[begin Source]

December 21, 2020
As the Law Commission explains, a smart contract is a legally binding contract in which some or all of the contractual obligations are recorded in or performed automatically by a computer program deployed on a distributed ledger.
The Law Commission says that the growing use of smart contract technology is expected to increase efficiency and certainty in business, and reduce the need for contracting parties to have to trust each other; instead the trust resides in the code. However, there are questions about the circumstances in which a smart contract will be legally binding, how smart contracts are to be interpreted, how vitiating factors such as mistake can apply to smart contracts, and the remedies available where the smart contract does not perform as intended.
The responses to the call for evidence will inform the Law Commission’s scoping study on smart contracts, which will provide an accessible account of the current law and set out how it will, or may, apply to smart contracts. The project is intended to inform public debate and seek a consensus about where reform may be needed to create an environment that encourages the use of this technology.

[end Source]

#### [Short problem]
In the passage on smart contracts, where does trust reside instead of between the contracting parties? Rely only on the smart contracts passage when answering.

[begin Records shown]

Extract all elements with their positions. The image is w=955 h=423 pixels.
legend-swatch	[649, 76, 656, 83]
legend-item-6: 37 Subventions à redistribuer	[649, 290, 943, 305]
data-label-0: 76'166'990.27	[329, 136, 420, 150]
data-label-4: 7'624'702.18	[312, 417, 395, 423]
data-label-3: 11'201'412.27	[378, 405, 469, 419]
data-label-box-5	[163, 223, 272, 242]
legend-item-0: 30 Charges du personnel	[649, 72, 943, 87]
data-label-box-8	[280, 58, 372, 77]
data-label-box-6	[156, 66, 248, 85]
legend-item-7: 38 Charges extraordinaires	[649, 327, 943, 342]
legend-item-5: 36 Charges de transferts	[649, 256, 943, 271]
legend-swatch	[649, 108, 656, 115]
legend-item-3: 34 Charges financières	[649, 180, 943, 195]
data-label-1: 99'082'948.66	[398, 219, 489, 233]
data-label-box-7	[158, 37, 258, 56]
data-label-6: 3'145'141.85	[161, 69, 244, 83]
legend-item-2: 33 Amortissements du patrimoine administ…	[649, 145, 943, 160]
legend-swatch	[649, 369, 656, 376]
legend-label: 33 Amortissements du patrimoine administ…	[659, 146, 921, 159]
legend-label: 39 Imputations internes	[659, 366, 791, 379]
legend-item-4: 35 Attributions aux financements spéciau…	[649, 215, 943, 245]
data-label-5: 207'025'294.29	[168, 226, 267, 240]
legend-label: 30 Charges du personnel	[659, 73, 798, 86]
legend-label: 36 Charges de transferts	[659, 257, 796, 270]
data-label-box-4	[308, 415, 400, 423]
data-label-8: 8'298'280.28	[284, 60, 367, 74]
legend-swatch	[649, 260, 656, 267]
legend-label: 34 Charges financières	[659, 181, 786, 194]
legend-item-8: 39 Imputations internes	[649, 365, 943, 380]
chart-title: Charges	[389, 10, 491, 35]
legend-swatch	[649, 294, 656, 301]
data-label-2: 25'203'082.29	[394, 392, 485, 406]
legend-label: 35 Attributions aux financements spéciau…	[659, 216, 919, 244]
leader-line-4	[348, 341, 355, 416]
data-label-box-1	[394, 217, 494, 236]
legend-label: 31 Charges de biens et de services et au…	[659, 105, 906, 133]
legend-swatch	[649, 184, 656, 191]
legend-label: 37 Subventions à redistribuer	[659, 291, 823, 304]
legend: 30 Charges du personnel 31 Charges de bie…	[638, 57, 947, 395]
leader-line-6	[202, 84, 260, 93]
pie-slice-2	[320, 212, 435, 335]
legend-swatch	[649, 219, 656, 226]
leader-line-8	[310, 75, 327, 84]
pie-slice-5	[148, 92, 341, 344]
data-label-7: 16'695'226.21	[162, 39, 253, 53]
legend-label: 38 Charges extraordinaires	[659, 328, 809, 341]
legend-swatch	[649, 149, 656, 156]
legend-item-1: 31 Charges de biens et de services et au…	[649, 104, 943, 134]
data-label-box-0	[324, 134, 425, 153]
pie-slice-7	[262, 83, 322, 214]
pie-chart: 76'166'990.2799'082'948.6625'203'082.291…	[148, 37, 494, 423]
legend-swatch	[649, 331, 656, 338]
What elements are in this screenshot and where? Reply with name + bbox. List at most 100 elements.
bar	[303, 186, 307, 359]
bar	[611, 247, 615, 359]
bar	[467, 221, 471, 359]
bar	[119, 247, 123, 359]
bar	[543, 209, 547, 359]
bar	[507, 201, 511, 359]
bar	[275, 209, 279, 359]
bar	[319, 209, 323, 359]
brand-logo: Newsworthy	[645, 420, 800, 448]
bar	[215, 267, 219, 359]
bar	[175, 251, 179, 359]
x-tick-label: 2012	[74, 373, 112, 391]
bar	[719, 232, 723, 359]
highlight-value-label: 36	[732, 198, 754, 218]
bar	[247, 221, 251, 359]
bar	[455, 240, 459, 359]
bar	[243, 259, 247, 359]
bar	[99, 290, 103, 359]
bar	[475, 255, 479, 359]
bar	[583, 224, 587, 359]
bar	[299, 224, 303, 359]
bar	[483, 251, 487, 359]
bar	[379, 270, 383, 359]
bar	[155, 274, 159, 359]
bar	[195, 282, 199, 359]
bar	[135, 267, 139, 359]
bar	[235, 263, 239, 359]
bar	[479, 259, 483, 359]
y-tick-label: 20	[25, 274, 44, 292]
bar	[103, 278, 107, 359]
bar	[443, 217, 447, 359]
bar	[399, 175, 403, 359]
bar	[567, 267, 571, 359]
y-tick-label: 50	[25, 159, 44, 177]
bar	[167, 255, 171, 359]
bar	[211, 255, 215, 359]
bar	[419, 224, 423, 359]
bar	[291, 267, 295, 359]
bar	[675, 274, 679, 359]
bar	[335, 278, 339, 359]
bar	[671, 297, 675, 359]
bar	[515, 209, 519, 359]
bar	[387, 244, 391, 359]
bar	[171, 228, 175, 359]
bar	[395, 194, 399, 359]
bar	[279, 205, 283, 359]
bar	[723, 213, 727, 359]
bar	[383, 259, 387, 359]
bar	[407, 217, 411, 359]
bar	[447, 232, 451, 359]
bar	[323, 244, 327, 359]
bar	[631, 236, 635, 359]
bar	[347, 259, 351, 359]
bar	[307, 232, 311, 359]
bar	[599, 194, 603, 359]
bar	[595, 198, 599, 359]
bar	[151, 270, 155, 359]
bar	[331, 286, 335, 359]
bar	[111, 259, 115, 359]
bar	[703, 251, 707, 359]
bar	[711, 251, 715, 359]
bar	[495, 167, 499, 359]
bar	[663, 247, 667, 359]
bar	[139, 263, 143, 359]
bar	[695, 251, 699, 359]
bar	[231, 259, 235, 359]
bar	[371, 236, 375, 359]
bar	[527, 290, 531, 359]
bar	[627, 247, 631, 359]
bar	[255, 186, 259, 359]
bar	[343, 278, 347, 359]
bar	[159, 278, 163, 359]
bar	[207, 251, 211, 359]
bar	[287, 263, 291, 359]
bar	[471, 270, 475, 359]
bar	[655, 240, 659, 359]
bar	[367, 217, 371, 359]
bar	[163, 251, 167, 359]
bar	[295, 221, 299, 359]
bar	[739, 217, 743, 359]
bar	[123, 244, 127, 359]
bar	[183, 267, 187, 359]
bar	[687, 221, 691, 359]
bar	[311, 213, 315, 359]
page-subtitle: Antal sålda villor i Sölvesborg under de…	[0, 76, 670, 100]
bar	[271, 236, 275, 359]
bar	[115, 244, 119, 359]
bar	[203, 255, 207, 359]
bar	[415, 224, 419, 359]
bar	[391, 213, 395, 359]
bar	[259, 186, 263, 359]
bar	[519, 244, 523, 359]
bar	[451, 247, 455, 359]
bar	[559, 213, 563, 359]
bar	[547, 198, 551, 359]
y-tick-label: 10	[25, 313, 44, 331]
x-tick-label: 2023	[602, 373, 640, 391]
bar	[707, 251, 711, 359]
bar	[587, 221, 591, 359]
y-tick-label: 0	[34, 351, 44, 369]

[end Records shown]

#### [Task answer]
In the code.